DATA LINES.
################
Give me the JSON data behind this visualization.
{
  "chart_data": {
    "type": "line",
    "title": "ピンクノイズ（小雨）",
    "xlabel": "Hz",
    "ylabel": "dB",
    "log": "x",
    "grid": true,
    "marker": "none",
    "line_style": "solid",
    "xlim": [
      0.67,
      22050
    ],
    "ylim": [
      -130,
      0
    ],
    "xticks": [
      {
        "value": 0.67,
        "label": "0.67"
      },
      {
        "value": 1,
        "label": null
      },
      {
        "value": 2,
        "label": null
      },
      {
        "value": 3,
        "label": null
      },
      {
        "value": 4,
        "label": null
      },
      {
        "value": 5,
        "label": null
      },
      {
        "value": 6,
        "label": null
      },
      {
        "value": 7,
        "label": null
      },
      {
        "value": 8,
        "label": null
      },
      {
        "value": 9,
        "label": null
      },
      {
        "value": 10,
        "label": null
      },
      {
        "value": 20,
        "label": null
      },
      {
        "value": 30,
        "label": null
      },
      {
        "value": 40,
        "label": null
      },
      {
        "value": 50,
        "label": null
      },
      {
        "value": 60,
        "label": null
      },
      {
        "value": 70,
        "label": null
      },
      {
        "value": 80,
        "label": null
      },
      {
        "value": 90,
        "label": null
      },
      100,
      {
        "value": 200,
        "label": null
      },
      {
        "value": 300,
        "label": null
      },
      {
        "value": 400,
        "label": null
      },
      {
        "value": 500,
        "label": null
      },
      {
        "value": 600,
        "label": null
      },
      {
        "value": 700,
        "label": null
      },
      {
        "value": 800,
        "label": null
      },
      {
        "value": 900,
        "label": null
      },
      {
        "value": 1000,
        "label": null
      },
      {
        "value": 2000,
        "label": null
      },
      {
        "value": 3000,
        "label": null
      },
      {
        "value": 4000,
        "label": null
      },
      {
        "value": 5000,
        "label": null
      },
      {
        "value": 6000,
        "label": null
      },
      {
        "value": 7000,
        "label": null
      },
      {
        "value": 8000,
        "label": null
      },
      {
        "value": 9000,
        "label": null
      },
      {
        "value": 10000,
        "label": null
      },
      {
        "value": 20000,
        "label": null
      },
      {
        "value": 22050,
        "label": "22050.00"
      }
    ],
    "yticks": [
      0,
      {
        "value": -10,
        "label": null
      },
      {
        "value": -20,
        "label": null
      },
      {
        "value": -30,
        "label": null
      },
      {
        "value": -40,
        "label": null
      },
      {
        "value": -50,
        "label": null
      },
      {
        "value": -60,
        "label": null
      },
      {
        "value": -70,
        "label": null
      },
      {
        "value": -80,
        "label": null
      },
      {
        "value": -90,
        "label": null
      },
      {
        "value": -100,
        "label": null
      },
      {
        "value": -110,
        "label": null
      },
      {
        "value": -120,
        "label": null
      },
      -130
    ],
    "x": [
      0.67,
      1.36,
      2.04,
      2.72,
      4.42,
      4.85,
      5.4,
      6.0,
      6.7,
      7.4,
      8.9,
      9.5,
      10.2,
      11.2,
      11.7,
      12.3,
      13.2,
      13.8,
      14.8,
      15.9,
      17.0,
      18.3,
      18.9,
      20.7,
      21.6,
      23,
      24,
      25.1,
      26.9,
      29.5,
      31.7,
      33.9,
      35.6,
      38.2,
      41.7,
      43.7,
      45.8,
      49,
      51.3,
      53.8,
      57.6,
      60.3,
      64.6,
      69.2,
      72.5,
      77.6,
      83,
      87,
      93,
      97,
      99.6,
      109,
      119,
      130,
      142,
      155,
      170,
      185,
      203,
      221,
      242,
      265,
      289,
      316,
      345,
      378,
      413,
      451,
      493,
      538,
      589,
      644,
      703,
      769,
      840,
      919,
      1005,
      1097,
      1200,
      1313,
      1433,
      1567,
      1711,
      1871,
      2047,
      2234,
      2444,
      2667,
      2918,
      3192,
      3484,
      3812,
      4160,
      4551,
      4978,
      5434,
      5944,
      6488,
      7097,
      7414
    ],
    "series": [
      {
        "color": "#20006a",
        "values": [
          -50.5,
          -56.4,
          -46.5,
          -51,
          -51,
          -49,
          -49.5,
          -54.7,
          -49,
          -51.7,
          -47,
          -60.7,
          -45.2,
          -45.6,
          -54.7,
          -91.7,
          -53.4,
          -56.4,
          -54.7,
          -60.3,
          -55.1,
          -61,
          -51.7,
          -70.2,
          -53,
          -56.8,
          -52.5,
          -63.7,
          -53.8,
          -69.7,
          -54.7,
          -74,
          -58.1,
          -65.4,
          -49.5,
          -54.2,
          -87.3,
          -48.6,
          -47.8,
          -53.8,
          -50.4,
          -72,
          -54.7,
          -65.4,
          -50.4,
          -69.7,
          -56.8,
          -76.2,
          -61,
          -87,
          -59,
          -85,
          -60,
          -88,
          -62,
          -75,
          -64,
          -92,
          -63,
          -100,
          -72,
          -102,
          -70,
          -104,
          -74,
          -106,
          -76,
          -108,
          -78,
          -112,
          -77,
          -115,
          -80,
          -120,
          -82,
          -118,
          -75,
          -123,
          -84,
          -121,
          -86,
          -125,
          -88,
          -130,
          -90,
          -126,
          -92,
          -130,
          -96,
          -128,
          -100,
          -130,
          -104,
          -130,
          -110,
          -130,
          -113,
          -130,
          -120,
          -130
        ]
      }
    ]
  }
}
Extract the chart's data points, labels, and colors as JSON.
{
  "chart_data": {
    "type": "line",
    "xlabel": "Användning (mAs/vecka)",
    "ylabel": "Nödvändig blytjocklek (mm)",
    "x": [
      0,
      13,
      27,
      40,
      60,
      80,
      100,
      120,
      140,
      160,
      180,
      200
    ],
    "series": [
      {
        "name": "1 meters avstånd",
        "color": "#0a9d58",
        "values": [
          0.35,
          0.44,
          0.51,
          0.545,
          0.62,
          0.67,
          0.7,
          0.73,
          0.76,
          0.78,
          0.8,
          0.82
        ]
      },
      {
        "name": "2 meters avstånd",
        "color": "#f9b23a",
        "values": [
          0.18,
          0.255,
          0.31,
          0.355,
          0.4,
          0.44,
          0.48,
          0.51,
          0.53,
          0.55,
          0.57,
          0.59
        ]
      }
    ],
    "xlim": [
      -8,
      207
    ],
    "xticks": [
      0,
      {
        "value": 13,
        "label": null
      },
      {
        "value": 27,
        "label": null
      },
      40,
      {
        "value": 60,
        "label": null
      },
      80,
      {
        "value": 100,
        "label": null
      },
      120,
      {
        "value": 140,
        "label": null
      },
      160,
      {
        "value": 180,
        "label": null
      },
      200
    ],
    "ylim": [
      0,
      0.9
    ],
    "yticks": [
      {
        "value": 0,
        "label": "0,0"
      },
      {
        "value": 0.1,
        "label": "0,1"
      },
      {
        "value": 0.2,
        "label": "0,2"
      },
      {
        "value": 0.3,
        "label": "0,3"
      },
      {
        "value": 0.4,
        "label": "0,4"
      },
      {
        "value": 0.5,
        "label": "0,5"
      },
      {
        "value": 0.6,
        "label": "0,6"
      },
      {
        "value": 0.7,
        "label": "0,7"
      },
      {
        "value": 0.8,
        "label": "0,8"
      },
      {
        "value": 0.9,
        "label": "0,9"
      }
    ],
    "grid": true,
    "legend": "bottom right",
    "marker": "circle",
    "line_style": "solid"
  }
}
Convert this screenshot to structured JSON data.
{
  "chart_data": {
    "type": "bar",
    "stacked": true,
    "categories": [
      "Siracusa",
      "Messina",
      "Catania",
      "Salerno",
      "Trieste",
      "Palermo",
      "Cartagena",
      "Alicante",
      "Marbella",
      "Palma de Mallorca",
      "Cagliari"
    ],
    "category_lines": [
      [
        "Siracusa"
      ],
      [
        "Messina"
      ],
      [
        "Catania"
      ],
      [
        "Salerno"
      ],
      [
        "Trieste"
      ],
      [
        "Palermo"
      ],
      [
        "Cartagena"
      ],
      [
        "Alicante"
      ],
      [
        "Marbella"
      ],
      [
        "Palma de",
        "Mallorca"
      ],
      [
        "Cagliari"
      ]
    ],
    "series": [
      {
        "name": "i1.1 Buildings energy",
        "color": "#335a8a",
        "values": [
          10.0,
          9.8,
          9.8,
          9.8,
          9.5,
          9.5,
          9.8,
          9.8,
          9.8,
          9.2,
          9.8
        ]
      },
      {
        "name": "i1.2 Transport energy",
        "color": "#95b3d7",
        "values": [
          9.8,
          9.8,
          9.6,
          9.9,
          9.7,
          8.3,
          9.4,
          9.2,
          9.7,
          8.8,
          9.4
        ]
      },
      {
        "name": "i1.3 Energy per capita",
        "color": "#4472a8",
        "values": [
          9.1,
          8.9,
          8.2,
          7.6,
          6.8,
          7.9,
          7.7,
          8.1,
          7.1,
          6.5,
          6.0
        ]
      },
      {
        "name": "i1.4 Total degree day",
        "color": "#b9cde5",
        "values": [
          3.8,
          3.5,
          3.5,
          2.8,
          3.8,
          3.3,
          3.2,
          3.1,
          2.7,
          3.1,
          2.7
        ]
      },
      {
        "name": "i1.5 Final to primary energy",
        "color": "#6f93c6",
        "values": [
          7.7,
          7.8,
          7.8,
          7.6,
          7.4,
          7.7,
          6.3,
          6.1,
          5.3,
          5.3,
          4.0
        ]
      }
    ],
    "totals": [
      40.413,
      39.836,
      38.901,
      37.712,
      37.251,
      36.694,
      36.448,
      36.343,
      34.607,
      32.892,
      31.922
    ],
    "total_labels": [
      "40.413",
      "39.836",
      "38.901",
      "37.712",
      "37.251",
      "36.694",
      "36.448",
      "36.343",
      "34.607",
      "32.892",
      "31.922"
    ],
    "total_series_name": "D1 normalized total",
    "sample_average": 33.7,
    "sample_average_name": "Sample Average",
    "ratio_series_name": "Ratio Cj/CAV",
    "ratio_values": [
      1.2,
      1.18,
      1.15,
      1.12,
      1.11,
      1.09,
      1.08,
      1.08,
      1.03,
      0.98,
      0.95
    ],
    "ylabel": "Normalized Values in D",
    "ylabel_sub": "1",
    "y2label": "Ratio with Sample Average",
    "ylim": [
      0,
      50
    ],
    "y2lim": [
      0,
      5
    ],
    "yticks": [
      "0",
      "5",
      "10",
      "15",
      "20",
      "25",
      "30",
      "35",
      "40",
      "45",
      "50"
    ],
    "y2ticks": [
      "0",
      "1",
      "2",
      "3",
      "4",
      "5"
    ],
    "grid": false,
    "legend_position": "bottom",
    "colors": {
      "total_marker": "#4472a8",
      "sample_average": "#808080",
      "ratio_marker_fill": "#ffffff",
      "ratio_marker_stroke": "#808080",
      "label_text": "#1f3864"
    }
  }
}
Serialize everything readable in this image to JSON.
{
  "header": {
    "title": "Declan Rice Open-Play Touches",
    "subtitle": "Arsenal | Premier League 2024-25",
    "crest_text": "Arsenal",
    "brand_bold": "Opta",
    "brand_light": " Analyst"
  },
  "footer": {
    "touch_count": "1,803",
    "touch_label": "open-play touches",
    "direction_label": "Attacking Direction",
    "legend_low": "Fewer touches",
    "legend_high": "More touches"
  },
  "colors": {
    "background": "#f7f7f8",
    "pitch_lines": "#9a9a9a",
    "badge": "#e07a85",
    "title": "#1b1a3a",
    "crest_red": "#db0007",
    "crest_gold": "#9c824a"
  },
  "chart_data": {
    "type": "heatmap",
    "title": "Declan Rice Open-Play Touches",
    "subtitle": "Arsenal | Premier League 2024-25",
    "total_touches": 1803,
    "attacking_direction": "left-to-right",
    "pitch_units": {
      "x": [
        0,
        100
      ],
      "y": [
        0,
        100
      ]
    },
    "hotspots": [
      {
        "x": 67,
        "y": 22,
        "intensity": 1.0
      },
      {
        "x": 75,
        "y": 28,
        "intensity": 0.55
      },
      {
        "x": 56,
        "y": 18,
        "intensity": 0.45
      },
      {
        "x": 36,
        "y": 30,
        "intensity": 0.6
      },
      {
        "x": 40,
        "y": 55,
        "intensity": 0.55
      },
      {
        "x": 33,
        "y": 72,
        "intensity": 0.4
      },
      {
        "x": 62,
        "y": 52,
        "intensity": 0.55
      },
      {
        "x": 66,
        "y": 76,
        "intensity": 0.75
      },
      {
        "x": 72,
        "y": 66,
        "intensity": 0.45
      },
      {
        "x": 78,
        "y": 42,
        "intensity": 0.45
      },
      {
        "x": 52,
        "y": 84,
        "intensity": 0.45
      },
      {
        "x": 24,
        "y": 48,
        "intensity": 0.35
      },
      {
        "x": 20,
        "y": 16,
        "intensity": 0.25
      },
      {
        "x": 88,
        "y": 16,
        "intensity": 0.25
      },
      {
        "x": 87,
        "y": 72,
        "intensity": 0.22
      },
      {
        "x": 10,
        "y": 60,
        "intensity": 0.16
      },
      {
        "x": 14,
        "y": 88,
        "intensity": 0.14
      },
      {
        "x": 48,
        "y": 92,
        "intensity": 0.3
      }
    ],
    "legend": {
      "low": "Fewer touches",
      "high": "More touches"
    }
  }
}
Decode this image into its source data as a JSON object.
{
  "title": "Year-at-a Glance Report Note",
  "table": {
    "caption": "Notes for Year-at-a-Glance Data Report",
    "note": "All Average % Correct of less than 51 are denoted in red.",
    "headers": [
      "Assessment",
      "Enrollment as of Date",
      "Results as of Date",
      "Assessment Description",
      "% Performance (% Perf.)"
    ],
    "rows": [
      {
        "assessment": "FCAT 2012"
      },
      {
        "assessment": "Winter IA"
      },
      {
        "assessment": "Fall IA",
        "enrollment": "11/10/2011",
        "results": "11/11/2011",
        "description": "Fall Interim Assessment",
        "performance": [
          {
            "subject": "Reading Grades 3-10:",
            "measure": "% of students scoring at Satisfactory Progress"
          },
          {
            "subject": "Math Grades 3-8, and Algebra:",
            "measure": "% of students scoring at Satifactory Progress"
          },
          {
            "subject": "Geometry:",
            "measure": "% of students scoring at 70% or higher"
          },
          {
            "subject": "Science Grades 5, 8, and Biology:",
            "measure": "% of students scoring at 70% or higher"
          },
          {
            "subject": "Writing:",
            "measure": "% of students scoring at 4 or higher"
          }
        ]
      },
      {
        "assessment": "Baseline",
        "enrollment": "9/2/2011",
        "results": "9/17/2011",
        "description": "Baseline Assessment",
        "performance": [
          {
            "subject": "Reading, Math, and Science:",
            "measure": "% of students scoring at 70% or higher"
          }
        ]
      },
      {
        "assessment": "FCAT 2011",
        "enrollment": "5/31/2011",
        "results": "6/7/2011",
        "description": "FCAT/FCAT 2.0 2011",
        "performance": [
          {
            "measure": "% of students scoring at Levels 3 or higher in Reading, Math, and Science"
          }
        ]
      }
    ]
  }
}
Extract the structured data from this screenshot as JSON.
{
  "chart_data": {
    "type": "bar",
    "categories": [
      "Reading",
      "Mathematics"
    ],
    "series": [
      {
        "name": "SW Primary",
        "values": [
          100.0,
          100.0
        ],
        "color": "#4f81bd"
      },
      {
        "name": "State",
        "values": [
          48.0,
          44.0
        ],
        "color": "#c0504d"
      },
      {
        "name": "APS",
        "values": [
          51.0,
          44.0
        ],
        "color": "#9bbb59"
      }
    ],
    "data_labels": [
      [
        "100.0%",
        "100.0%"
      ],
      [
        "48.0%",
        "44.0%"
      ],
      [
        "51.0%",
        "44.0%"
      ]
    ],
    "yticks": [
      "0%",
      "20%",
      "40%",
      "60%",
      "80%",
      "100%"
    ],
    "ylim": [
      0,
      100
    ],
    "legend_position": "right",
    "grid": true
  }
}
################
WRITTEN INSTRUCTION.
Collect each line containing the string "Glance".

CORRECT RESPONSE.
  "title": "Year-at-a Glance Report Note",
    "caption": "Notes for Year-at-a-Glance Data Report",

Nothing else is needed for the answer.